### Task directions
Any picture among the records should be left out, please; retype the rest exactly.

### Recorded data

★ ★ ★ ★

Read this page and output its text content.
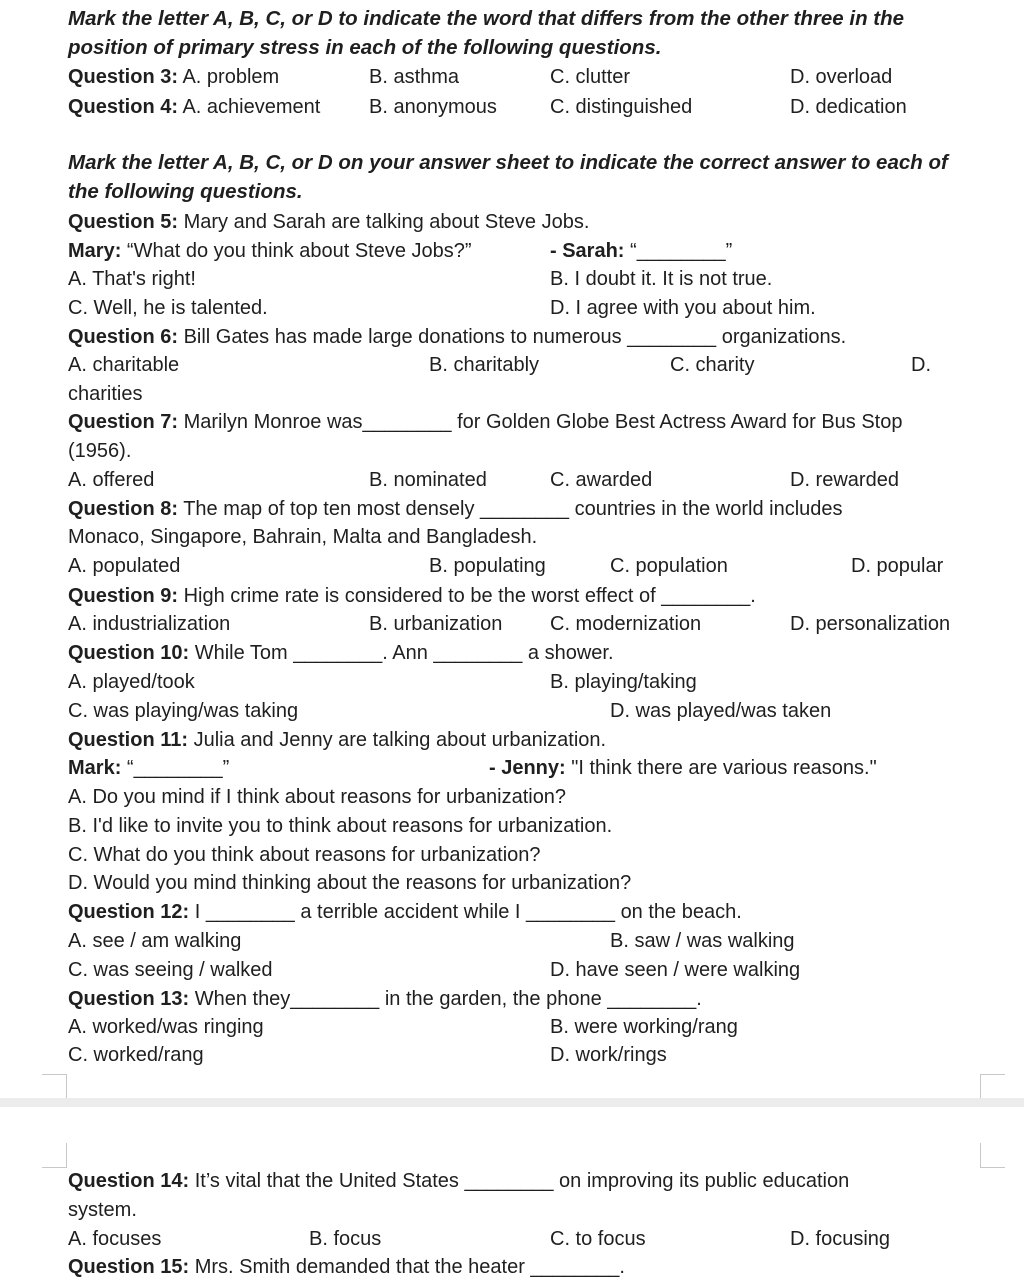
Mark the letter A, B, C, or D to indicate the word that differs from the other three in the
position of primary stress in each of the following questions.
Question 3: A. problem	B. asthma	C. clutter	D. overload
Question 4: A. achievement B. anonymous	C. distinguished	D. dedication
Mark the letter A, B, C, or D on your answer sheet to indicate the correct answer to each of
the following questions.
Question 5: Mary and Sarah are talking about Steve Jobs.
Mary: “What do you think about Steve Jobs?”	- Sarah: “________”
A. That's right!	B. I doubt it. It is not true.
C. Well, he is talented.	D. I agree with you about him.
Question 6: Bill Gates has made large donations to numerous ________ organizations.
A. charitable	B. charitably	C. charity	D.
charities
Question 7: Marilyn Monroe was________ for Golden Globe Best Actress Award for Bus Stop
(1956).
A. offered	B. nominated	C. awarded	D. rewarded
Question 8: The map of top ten most densely ________ countries in the world includes
Monaco, Singapore, Bahrain, Malta and Bangladesh.
A. populated	B. populating	C. population	D. popular
Question 9: High crime rate is considered to be the worst effect of ________.
A. industrialization	B. urbanization C. modernization	D. personalization
Question 10: While Tom ________. Ann ________ a shower.
A. played/took	B. playing/taking
C. was playing/was taking	D. was played/was taken
Question 11: Julia and Jenny are talking about urbanization.
Mark: “________”	- Jenny: "I think there are various reasons."
A. Do you mind if I think about reasons for urbanization?
B. I'd like to invite you to think about reasons for urbanization.
C. What do you think about reasons for urbanization?
D. Would you mind thinking about the reasons for urbanization?
Question 12: I ________ a terrible accident while I ________ on the beach.
A. see / am walking	B. saw / was walking
C. was seeing / walked	D. have seen / were walking
Question 13: When they________ in the garden, the phone ________.
A. worked/was ringing	B. were working/rang
C. worked/rang	D. work/rings
Question 14: It’s vital that the United States ________ on improving its public education
system.
A. focuses	B. focus	C. to focus	D. focusing
Question 15: Mrs. Smith demanded that the heater ________.
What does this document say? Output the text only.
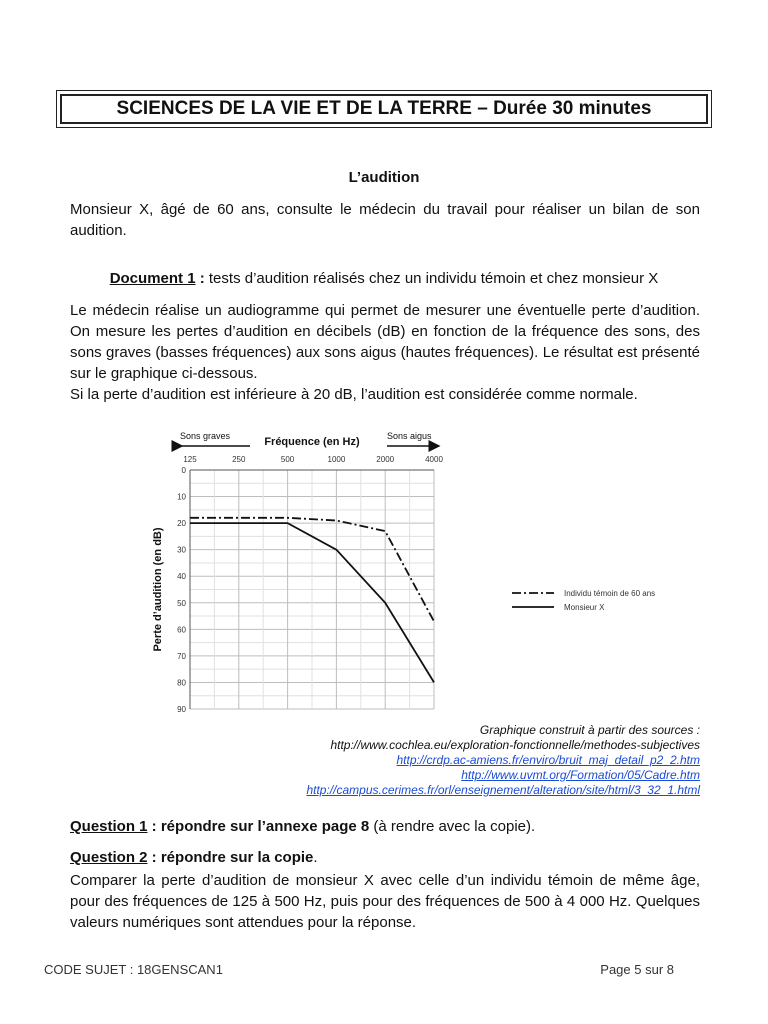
SCIENCES DE LA VIE ET DE LA TERRE – Durée 30 minutes
L’audition

Monsieur X, âgé de 60 ans, consulte le médecin du travail pour réaliser un bilan de son audition.

Document 1 : tests d’audition réalisés chez un individu témoin et chez monsieur X

Le médecin réalise un audiogramme qui permet de mesurer une éventuelle perte d’audition. On mesure les pertes d’audition en décibels (dB) en fonction de la fréquence des sons, des sons graves (basses fréquences) aux sons aigus (hautes fréquences). Le résultat est présenté sur le graphique ci-dessous.

Si la perte d’audition est inférieure à 20 dB, l’audition est considérée comme normale.

125	250	500	1000	2000	4000
0
10
20
30
40
50
60
70
80
90
Fréquence (en Hz)
Perte d’audition (en dB)
Sons graves	Sons aigus
Individu témoin de 60 ans
Monsieur X
Graphique construit à partir des sources :
http://www.cochlea.eu/exploration-fonctionnelle/methodes-subjectives
http://crdp.ac-amiens.fr/enviro/bruit_maj_detail_p2_2.htm
http://www.uvmt.org/Formation/05/Cadre.htm
http://campus.cerimes.fr/orl/enseignement/alteration/site/html/3_32_1.html
Question 1 : répondre sur l’annexe page 8 (à rendre avec la copie).
Question 2 : répondre sur la copie.

Comparer la perte d’audition de monsieur X avec celle d’un individu témoin de même âge, pour des fréquences de 125 à 500 Hz, puis pour des fréquences de 500 à 4 000 Hz. Quelques valeurs numériques sont attendues pour la réponse.

CODE SUJET : 18GENSCAN1	Page 5 sur 8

★ ★ ★ ★

### Written answer
Read this page and output its text content.
Mark the letter A, B, C, or D to indicate the word that differs from the other three in the
position of primary stress in each of the following questions.
Question 3: A. problem	B. asthma	C. clutter	D. overload
Question 4: A. achievement B. anonymous	C. distinguished	D. dedication
Mark the letter A, B, C, or D on your answer sheet to indicate the correct answer to each of
the following questions.
Question 5: Mary and Sarah are talking about Steve Jobs.
Mary: “What do you think about Steve Jobs?”	- Sarah: “________”
A. That's right!	B. I doubt it. It is not true.
C. Well, he is talented.	D. I agree with you about him.
Question 6: Bill Gates has made large donations to numerous ________ organizations.
A. charitable	B. charitably	C. charity	D.
charities
Question 7: Marilyn Monroe was________ for Golden Globe Best Actress Award for Bus Stop
(1956).
A. offered	B. nominated	C. awarded	D. rewarded
Question 8: The map of top ten most densely ________ countries in the world includes
Monaco, Singapore, Bahrain, Malta and Bangladesh.
A. populated	B. populating	C. population	D. popular
Question 9: High crime rate is considered to be the worst effect of ________.
A. industrialization	B. urbanization C. modernization	D. personalization
Question 10: While Tom ________. Ann ________ a shower.
A. played/took	B. playing/taking
C. was playing/was taking	D. was played/was taken
Question 11: Julia and Jenny are talking about urbanization.
Mark: “________”	- Jenny: "I think there are various reasons."
A. Do you mind if I think about reasons for urbanization?
B. I'd like to invite you to think about reasons for urbanization.
C. What do you think about reasons for urbanization?
D. Would you mind thinking about the reasons for urbanization?
Question 12: I ________ a terrible accident while I ________ on the beach.
A. see / am walking	B. saw / was walking
C. was seeing / walked	D. have seen / were walking
Question 13: When they________ in the garden, the phone ________.
A. worked/was ringing	B. were working/rang
C. worked/rang	D. work/rings
Question 14: It’s vital that the United States ________ on improving its public education
system.
A. focuses	B. focus	C. to focus	D. focusing
Question 15: Mrs. Smith demanded that the heater ________.
What does this document say? Output the text only.
SCIENCES DE LA VIE ET DE LA TERRE – Durée 30 minutes
L’audition

Monsieur X, âgé de 60 ans, consulte le médecin du travail pour réaliser un bilan de son audition.

Document 1 : tests d’audition réalisés chez un individu témoin et chez monsieur X

Le médecin réalise un audiogramme qui permet de mesurer une éventuelle perte d’audition. On mesure les pertes d’audition en décibels (dB) en fonction de la fréquence des sons, des sons graves (basses fréquences) aux sons aigus (hautes fréquences). Le résultat est présenté sur le graphique ci-dessous.

Si la perte d’audition est inférieure à 20 dB, l’audition est considérée comme normale.

125	250	500	1000	2000	4000
0
10
20
30
40
50
60
70
80
90
Fréquence (en Hz)
Perte d’audition (en dB)
Sons graves	Sons aigus
Individu témoin de 60 ans
Monsieur X
Graphique construit à partir des sources :
http://www.cochlea.eu/exploration-fonctionnelle/methodes-subjectives
http://crdp.ac-amiens.fr/enviro/bruit_maj_detail_p2_2.htm
http://www.uvmt.org/Formation/05/Cadre.htm
http://campus.cerimes.fr/orl/enseignement/alteration/site/html/3_32_1.html
Question 1 : répondre sur l’annexe page 8 (à rendre avec la copie).
Question 2 : répondre sur la copie.

Comparer la perte d’audition de monsieur X avec celle d’un individu témoin de même âge, pour des fréquences de 125 à 500 Hz, puis pour des fréquences de 500 à 4 000 Hz. Quelques valeurs numériques sont attendues pour la réponse.

CODE SUJET : 18GENSCAN1	Page 5 sur 8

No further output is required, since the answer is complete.